WHAT IS REQUIRED = All records below must be retyped exactly.

::: THE DATA :::

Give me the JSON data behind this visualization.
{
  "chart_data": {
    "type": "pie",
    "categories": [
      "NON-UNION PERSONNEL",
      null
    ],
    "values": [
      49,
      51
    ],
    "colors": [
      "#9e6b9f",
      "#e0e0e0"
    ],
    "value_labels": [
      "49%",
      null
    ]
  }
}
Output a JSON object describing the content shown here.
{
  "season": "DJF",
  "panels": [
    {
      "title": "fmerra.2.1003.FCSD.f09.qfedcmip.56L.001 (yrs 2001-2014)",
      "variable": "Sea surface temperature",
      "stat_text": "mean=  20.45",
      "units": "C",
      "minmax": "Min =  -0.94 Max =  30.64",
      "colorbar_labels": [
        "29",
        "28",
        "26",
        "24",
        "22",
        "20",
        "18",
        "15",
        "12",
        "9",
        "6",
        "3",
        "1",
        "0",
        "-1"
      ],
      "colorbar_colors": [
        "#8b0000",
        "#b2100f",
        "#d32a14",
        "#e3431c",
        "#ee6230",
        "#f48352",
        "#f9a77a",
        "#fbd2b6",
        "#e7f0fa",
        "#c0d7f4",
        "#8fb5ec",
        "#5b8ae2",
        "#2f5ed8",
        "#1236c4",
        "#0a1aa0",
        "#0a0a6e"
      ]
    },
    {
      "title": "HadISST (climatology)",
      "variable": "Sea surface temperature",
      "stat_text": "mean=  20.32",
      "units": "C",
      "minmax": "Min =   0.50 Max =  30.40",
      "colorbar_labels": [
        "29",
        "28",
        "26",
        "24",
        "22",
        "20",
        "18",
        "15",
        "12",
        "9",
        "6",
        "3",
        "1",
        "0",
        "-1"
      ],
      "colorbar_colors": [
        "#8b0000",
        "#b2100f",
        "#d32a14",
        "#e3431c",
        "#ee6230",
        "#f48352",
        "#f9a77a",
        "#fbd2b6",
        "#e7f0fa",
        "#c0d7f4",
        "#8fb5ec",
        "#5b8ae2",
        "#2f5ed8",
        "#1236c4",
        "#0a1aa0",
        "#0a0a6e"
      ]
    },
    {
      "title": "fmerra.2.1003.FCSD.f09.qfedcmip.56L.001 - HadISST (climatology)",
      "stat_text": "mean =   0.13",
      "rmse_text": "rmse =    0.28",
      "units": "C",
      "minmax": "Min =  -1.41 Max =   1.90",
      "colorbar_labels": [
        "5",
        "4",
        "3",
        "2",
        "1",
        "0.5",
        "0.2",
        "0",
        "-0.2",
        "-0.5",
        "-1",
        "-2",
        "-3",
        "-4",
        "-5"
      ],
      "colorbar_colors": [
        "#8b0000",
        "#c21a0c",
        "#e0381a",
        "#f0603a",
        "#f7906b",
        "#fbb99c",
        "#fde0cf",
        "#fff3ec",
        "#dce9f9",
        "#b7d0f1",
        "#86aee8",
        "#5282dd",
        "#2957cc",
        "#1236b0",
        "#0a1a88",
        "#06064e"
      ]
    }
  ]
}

:::

OUTPUT FOR THIS TASK =
Give me the JSON data behind this visualization.
{
  "chart_data": {
    "type": "pie",
    "categories": [
      "NON-UNION PERSONNEL",
      null
    ],
    "values": [
      49,
      51
    ],
    "colors": [
      "#9e6b9f",
      "#e0e0e0"
    ],
    "value_labels": [
      "49%",
      null
    ]
  }
}
Output a JSON object describing the content shown here.
{
  "season": "DJF",
  "panels": [
    {
      "title": "fmerra.2.1003.FCSD.f09.qfedcmip.56L.001 (yrs 2001-2014)",
      "variable": "Sea surface temperature",
      "stat_text": "mean=  20.45",
      "units": "C",
      "minmax": "Min =  -0.94 Max =  30.64",
      "colorbar_labels": [
        "29",
        "28",
        "26",
        "24",
        "22",
        "20",
        "18",
        "15",
        "12",
        "9",
        "6",
        "3",
        "1",
        "0",
        "-1"
      ],
      "colorbar_colors": [
        "#8b0000",
        "#b2100f",
        "#d32a14",
        "#e3431c",
        "#ee6230",
        "#f48352",
        "#f9a77a",
        "#fbd2b6",
        "#e7f0fa",
        "#c0d7f4",
        "#8fb5ec",
        "#5b8ae2",
        "#2f5ed8",
        "#1236c4",
        "#0a1aa0",
        "#0a0a6e"
      ]
    },
    {
      "title": "HadISST (climatology)",
      "variable": "Sea surface temperature",
      "stat_text": "mean=  20.32",
      "units": "C",
      "minmax": "Min =   0.50 Max =  30.40",
      "colorbar_labels": [
        "29",
        "28",
        "26",
        "24",
        "22",
        "20",
        "18",
        "15",
        "12",
        "9",
        "6",
        "3",
        "1",
        "0",
        "-1"
      ],
      "colorbar_colors": [
        "#8b0000",
        "#b2100f",
        "#d32a14",
        "#e3431c",
        "#ee6230",
        "#f48352",
        "#f9a77a",
        "#fbd2b6",
        "#e7f0fa",
        "#c0d7f4",
        "#8fb5ec",
        "#5b8ae2",
        "#2f5ed8",
        "#1236c4",
        "#0a1aa0",
        "#0a0a6e"
      ]
    },
    {
      "title": "fmerra.2.1003.FCSD.f09.qfedcmip.56L.001 - HadISST (climatology)",
      "stat_text": "mean =   0.13",
      "rmse_text": "rmse =    0.28",
      "units": "C",
      "minmax": "Min =  -1.41 Max =   1.90",
      "colorbar_labels": [
        "5",
        "4",
        "3",
        "2",
        "1",
        "0.5",
        "0.2",
        "0",
        "-0.2",
        "-0.5",
        "-1",
        "-2",
        "-3",
        "-4",
        "-5"
      ],
      "colorbar_colors": [
        "#8b0000",
        "#c21a0c",
        "#e0381a",
        "#f0603a",
        "#f7906b",
        "#fbb99c",
        "#fde0cf",
        "#fff3ec",
        "#dce9f9",
        "#b7d0f1",
        "#86aee8",
        "#5282dd",
        "#2957cc",
        "#1236b0",
        "#0a1a88",
        "#06064e"
      ]
    }
  ]
}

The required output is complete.